Problem to work on:
Read the records below. Copy each line where the string "offset" occurs.

- - - -

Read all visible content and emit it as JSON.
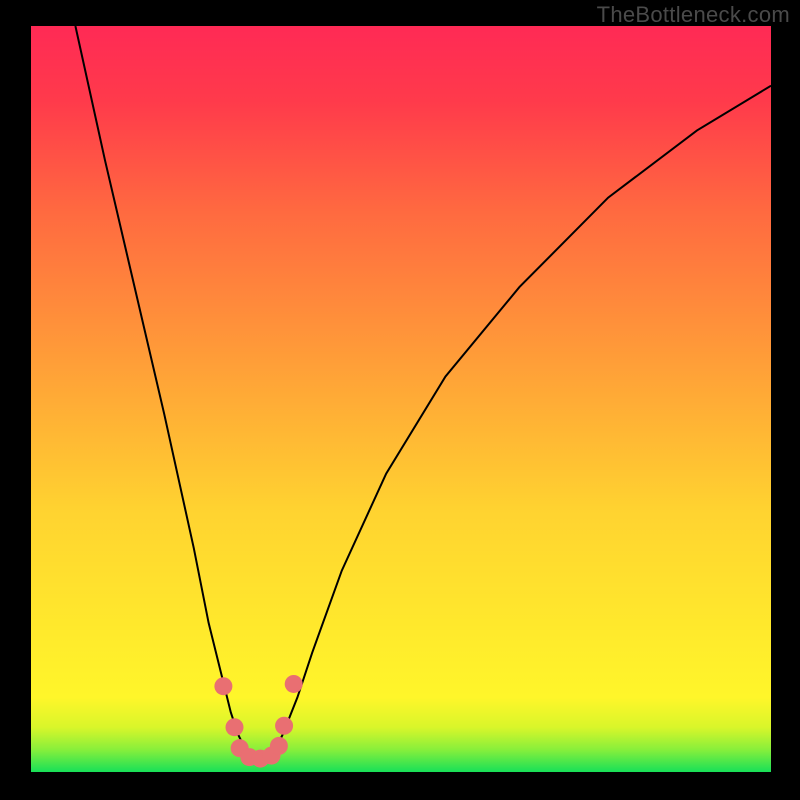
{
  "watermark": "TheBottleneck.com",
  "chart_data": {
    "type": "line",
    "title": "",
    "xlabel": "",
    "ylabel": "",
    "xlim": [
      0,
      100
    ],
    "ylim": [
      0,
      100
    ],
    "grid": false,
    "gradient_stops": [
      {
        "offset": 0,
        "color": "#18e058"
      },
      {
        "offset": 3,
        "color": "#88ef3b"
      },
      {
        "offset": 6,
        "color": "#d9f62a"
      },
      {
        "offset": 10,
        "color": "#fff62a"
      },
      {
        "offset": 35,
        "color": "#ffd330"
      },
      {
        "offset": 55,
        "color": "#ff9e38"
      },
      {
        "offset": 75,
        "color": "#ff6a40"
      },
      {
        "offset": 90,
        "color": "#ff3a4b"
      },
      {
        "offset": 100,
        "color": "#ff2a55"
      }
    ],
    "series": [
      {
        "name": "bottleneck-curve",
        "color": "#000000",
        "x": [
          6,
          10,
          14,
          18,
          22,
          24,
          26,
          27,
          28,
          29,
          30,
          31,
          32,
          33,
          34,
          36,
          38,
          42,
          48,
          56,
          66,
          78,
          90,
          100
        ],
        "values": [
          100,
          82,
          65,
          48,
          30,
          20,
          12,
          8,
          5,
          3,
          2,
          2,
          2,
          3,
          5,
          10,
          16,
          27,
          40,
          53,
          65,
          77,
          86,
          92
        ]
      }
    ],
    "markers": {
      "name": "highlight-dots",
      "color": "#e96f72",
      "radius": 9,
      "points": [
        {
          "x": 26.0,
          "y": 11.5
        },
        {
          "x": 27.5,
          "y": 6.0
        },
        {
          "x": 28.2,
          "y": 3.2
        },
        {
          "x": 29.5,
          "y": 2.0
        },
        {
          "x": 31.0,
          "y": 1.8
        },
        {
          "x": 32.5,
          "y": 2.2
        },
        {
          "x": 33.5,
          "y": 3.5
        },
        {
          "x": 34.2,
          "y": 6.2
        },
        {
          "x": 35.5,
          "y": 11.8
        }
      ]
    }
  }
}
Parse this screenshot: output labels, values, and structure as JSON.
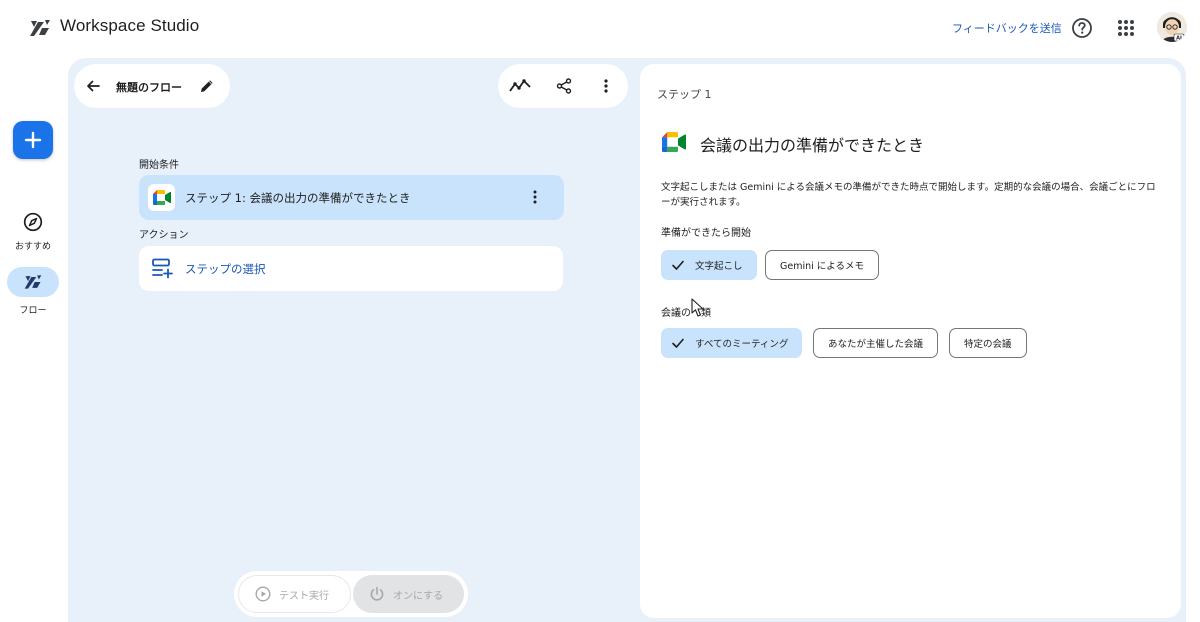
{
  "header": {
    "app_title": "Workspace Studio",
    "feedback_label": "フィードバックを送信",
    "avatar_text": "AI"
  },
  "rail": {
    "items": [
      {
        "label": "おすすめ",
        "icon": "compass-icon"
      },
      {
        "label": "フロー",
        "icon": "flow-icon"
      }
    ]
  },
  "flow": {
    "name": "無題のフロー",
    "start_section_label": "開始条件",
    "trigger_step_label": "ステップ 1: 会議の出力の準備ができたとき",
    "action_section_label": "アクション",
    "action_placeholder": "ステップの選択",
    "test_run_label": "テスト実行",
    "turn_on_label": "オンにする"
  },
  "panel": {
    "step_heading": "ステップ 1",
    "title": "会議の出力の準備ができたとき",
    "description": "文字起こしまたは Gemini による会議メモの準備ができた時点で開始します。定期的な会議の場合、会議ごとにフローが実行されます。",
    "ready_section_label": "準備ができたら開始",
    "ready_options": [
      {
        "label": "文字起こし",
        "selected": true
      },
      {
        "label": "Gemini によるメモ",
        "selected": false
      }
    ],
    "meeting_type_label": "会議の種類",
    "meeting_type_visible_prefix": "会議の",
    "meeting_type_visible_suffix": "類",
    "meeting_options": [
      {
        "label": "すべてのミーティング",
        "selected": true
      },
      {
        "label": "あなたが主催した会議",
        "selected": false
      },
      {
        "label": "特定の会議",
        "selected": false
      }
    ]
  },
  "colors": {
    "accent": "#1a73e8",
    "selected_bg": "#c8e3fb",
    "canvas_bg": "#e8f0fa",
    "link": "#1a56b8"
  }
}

- - - -

Correct output:
        "offset": 0,
        "offset": 3,
        "offset": 6,
        "offset": 10,
        "offset": 35,
        "offset": 55,
        "offset": 75,
        "offset": 90,
        "offset": 100,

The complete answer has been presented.